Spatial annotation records

********************

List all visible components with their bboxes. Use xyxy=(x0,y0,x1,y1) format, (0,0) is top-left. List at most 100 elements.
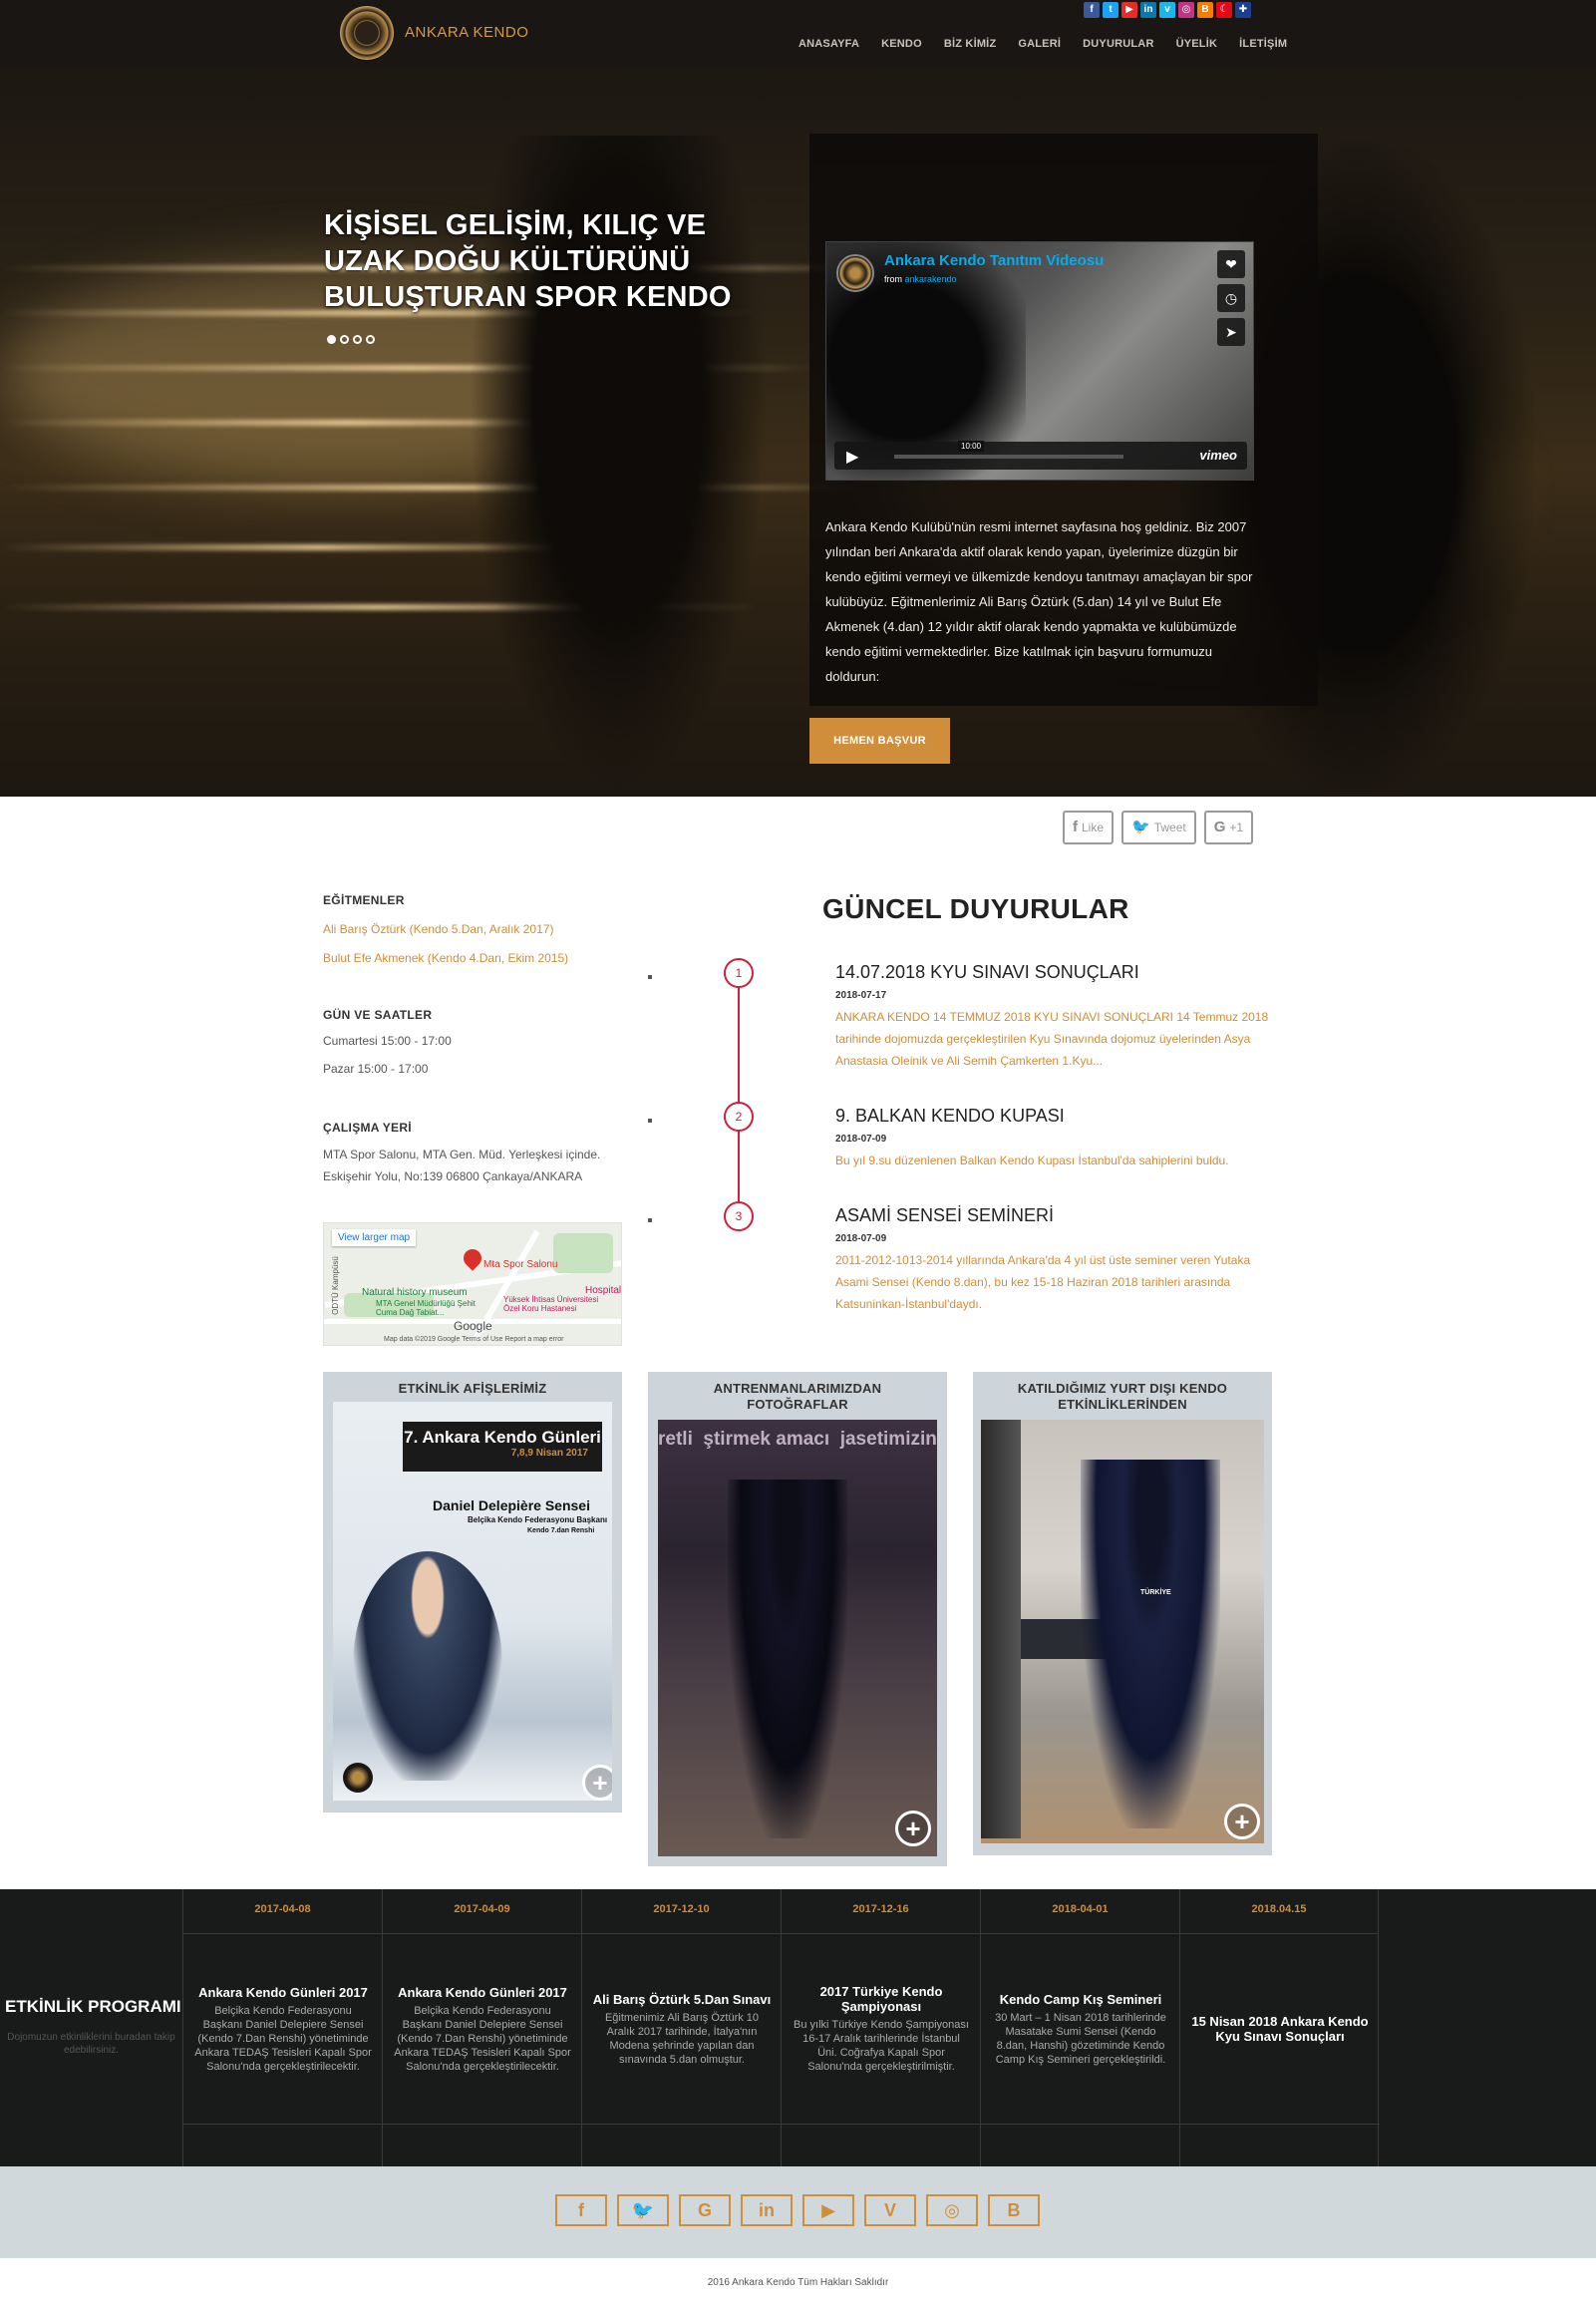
youtube-icon[interactable]: ▶ xyxy=(802,2194,854,2226)
map-label: Yüksek İhtisas Üniversitesi Özel Koru Ha… xyxy=(503,1295,599,1313)
video-player[interactable]: Ankara Kendo Tanıtım Videosu from ankara… xyxy=(825,241,1254,481)
news-item-excerpt[interactable]: Bu yıl 9.su düzenlenen Balkan Kendo Kupa… xyxy=(835,1150,1274,1171)
linkedin-icon[interactable]: in xyxy=(1140,2,1156,18)
training-photo[interactable]: retli ştirmek amacı jasetimizin + xyxy=(658,1420,937,1856)
google-icon[interactable]: G xyxy=(679,2194,731,2226)
zoom-icon[interactable]: + xyxy=(582,1765,612,1801)
nav-gallery[interactable]: GALERİ xyxy=(1007,38,1072,50)
video-user-link[interactable]: ankarakendo xyxy=(905,274,957,284)
abroad-photo[interactable]: TÜRKİYE + xyxy=(981,1420,1264,1843)
blogger-icon[interactable]: B xyxy=(1197,2,1213,18)
event-footer xyxy=(1180,2124,1380,2166)
twitter-icon[interactable]: 🐦 xyxy=(617,2194,669,2226)
gallery-card-posters: ETKİNLİK AFİŞLERİMİZ 7. Ankara Kendo Gün… xyxy=(323,1372,622,1813)
facebook-icon[interactable]: f xyxy=(555,2194,607,2226)
zoom-icon[interactable]: + xyxy=(895,1811,931,1846)
trainer-link[interactable]: Bulut Efe Akmenek (Kendo 4.Dan, Ekim 201… xyxy=(323,951,568,965)
watch-later-icon[interactable]: ◷ xyxy=(1217,284,1245,312)
site-name[interactable]: ANKARA KENDO xyxy=(405,24,528,41)
vimeo-icon[interactable]: V xyxy=(864,2194,916,2226)
event-footer xyxy=(782,2124,981,2166)
event-column[interactable]: 2018.04.15 15 Nisan 2018 Ankara Kendo Ky… xyxy=(1179,1889,1380,2166)
event-column[interactable]: 2017-12-16 2017 Türkiye Kendo Şampiyonas… xyxy=(781,1889,981,2166)
facebook-icon[interactable]: f xyxy=(1084,2,1100,18)
google-plus-button[interactable]: G +1 xyxy=(1203,811,1254,844)
vimeo-logo[interactable]: vimeo xyxy=(1199,448,1237,463)
apply-button[interactable]: HEMEN BAŞVUR xyxy=(809,718,950,764)
event-footer xyxy=(981,2124,1180,2166)
play-icon[interactable]: ▶ xyxy=(846,447,858,467)
poster-sub: Belçika Kendo Federasyonu Başkanı xyxy=(468,1515,608,1524)
event-column[interactable]: 2017-04-09 Ankara Kendo Günleri 2017 Bel… xyxy=(382,1889,582,2166)
slider-dot[interactable] xyxy=(340,335,349,344)
video-title[interactable]: Ankara Kendo Tanıtım Videosu xyxy=(884,252,1104,269)
news-item: 14.07.2018 KYU SINAVI SONUÇLARI 2018-07-… xyxy=(835,962,1274,1072)
events-section: ETKİNLİK PROGRAMI Dojomuzun etkinlikleri… xyxy=(0,1889,1596,2166)
vimeo-icon[interactable]: v xyxy=(1159,2,1175,18)
nav-kendo[interactable]: KENDO xyxy=(870,38,933,50)
event-date: 2017-04-09 xyxy=(383,1889,581,1934)
event-body: Kendo Camp Kış Semineri 30 Mart – 1 Nisa… xyxy=(981,1934,1180,2124)
flag-uk-icon[interactable]: ✚ xyxy=(1235,2,1251,18)
news-item-excerpt[interactable]: 2011-2012-1013-2014 yıllarında Ankara'da… xyxy=(835,1249,1274,1315)
nav-home[interactable]: ANASAYFA xyxy=(788,38,870,50)
event-column[interactable]: 2017-04-08 Ankara Kendo Günleri 2017 Bel… xyxy=(182,1889,383,2166)
like-icon[interactable]: ❤ xyxy=(1217,250,1245,278)
event-name: Kendo Camp Kış Semineri xyxy=(999,1991,1162,2007)
map-pin-label: Mta Spor Salonu xyxy=(483,1259,558,1270)
event-footer xyxy=(582,2124,782,2166)
nav-contact[interactable]: İLETİŞİM xyxy=(1228,38,1298,50)
news-item-title[interactable]: 9. BALKAN KENDO KUPASI xyxy=(835,1106,1274,1127)
card-title[interactable]: KATILDIĞIMIZ YURT DIŞI KENDO ETKİNLİKLER… xyxy=(973,1372,1272,1413)
progress-track[interactable]: 10:00 xyxy=(894,441,1123,459)
flag-tr-icon[interactable]: ☾ xyxy=(1216,2,1232,18)
instagram-icon[interactable]: ◎ xyxy=(926,2194,978,2226)
photo-banner-text: retli ştirmek amacı jasetimizin xyxy=(658,1429,937,1450)
map-pin-icon[interactable] xyxy=(460,1245,485,1271)
news-item-excerpt[interactable]: ANKARA KENDO 14 TEMMUZ 2018 KYU SINAVI S… xyxy=(835,1006,1274,1072)
video-from-prefix: from xyxy=(884,274,902,284)
video-from: from ankarakendo xyxy=(884,274,957,284)
event-column[interactable]: 2018-04-01 Kendo Camp Kış Semineri 30 Ma… xyxy=(980,1889,1180,2166)
instagram-icon[interactable]: ◎ xyxy=(1178,2,1194,18)
nav-about[interactable]: BİZ KİMİZ xyxy=(933,38,1008,50)
news-item-title[interactable]: ASAMİ SENSEİ SEMİNERİ xyxy=(835,1205,1274,1226)
tweet-button[interactable]: 🐦 Tweet xyxy=(1121,811,1196,844)
hours-heading: GÜN VE SAATLER xyxy=(323,1008,433,1022)
news-item-title[interactable]: 14.07.2018 KYU SINAVI SONUÇLARI xyxy=(835,962,1274,983)
youtube-icon[interactable]: ▶ xyxy=(1121,2,1137,18)
slider-dot[interactable] xyxy=(366,335,375,344)
nav-membership[interactable]: ÜYELİK xyxy=(1165,38,1229,50)
logo[interactable] xyxy=(340,6,394,60)
timeline-number: 2 xyxy=(724,1102,754,1132)
trainer-link[interactable]: Ali Barış Öztürk (Kendo 5.Dan, Aralık 20… xyxy=(323,922,553,936)
twitter-icon[interactable]: t xyxy=(1103,2,1118,18)
event-name: Ali Barış Öztürk 5.Dan Sınavı xyxy=(592,1991,772,2007)
poster-image[interactable]: 7. Ankara Kendo Günleri 7,8,9 Nisan 2017… xyxy=(333,1402,612,1801)
video-time: 10:00 xyxy=(958,441,985,452)
card-title[interactable]: ANTRENMANLARIMIZDAN FOTOĞRAFLAR xyxy=(648,1372,947,1413)
share-buttons: f Like 🐦 Tweet G +1 xyxy=(1063,811,1254,844)
news-item-date: 2018-07-09 xyxy=(835,1233,887,1244)
card-title[interactable]: ETKİNLİK AFİŞLERİMİZ xyxy=(323,1372,622,1397)
facebook-like-button[interactable]: f Like xyxy=(1063,811,1115,844)
timeline-number: 1 xyxy=(724,958,754,988)
place-heading: ÇALIŞMA YERİ xyxy=(323,1121,412,1135)
nav-announcements[interactable]: DUYURULAR xyxy=(1072,38,1164,50)
event-date: 2018.04.15 xyxy=(1180,1889,1378,1934)
blogger-icon[interactable]: B xyxy=(988,2194,1040,2226)
slider-dot[interactable] xyxy=(327,335,336,344)
share-icon[interactable]: ➤ xyxy=(1217,318,1245,346)
location-map[interactable]: View larger map Mta Spor Salonu Natural … xyxy=(323,1222,622,1346)
channel-avatar[interactable] xyxy=(836,254,874,292)
view-larger-map-link[interactable]: View larger map xyxy=(332,1229,417,1246)
news-title: GÜNCEL DUYURULAR xyxy=(822,893,1129,924)
slider-dot[interactable] xyxy=(353,335,362,344)
zoom-icon[interactable]: + xyxy=(1224,1804,1260,1839)
kendoka-figure xyxy=(728,1480,847,1838)
timeline-line xyxy=(738,972,740,1211)
address-line: Eskişehir Yolu, No:139 06800 Çankaya/ANK… xyxy=(323,1169,583,1183)
event-date: 2018-04-01 xyxy=(981,1889,1179,1934)
linkedin-icon[interactable]: in xyxy=(741,2194,793,2226)
event-column[interactable]: 2017-12-10 Ali Barış Öztürk 5.Dan Sınavı… xyxy=(581,1889,782,2166)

********************

=== Goal of the exercise ===
Output the rows from the line with "youtube-icon[interactable]: ▶ xyxy=(802,2194,854,2226)" to the line with "apply-button[interactable]: HEMEN BAŞVUR" as a JSON list of strings, one string per line.

=== Problem solution ===
[
  "youtube-icon[interactable]: ▶ xyxy=(802,2194,854,2226)",
  "map-label: Yüksek İhtisas Üniversitesi Özel Koru Ha… xyxy=(503,1295,599,1313)",
  "video-player[interactable]: Ankara Kendo Tanıtım Videosu from ankara… xyxy=(825,241,1254,481)",
  "news-item-excerpt[interactable]: Bu yıl 9.su düzenlenen Balkan Kendo Kupa… xyxy=(835,1150,1274,1171)",
  "linkedin-icon[interactable]: in xyxy=(1140,2,1156,18)",
  "training-photo[interactable]: retli ştirmek amacı jasetimizin + xyxy=(658,1420,937,1856)",
  "google-icon[interactable]: G xyxy=(679,2194,731,2226)",
  "zoom-icon[interactable]: + xyxy=(582,1765,612,1801)",
  "nav-gallery[interactable]: GALERİ xyxy=(1007,38,1072,50)",
  "video-user-link[interactable]: ankarakendo xyxy=(905,274,957,284)",
  "abroad-photo[interactable]: TÜRKİYE + xyxy=(981,1420,1264,1843)",
  "blogger-icon[interactable]: B xyxy=(1197,2,1213,18)",
  "event-footer xyxy=(1180,2124,1380,2166)",
  "twitter-icon[interactable]: 🐦 xyxy=(617,2194,669,2226)",
  "gallery-card-posters: ETKİNLİK AFİŞLERİMİZ 7. Ankara Kendo Gün… xyxy=(323,1372,622,1813)",
  "facebook-icon[interactable]: f xyxy=(555,2194,607,2226)",
  "zoom-icon[interactable]: + xyxy=(895,1811,931,1846)",
  "trainer-link[interactable]: Bulut Efe Akmenek (Kendo 4.Dan, Ekim 201… xyxy=(323,951,568,965)",
  "watch-later-icon[interactable]: ◷ xyxy=(1217,284,1245,312)",
  "site-name[interactable]: ANKARA KENDO xyxy=(405,24,528,41)",
  "vimeo-icon[interactable]: V xyxy=(864,2194,916,2226)",
  "event-footer xyxy=(782,2124,981,2166)",
  "event-column[interactable]: 2018.04.15 15 Nisan 2018 Ankara Kendo Ky… xyxy=(1179,1889,1380,2166)",
  "event-column[interactable]: 2017-12-16 2017 Türkiye Kendo Şampiyonas… xyxy=(781,1889,981,2166)",
  "facebook-icon[interactable]: f xyxy=(1084,2,1100,18)",
  "google-plus-button[interactable]: G +1 xyxy=(1203,811,1254,844)",
  "vimeo-logo[interactable]: vimeo xyxy=(1199,448,1237,463)",
  "apply-button[interactable]: HEMEN BAŞVUR xyxy=(809,718,950,764)"
]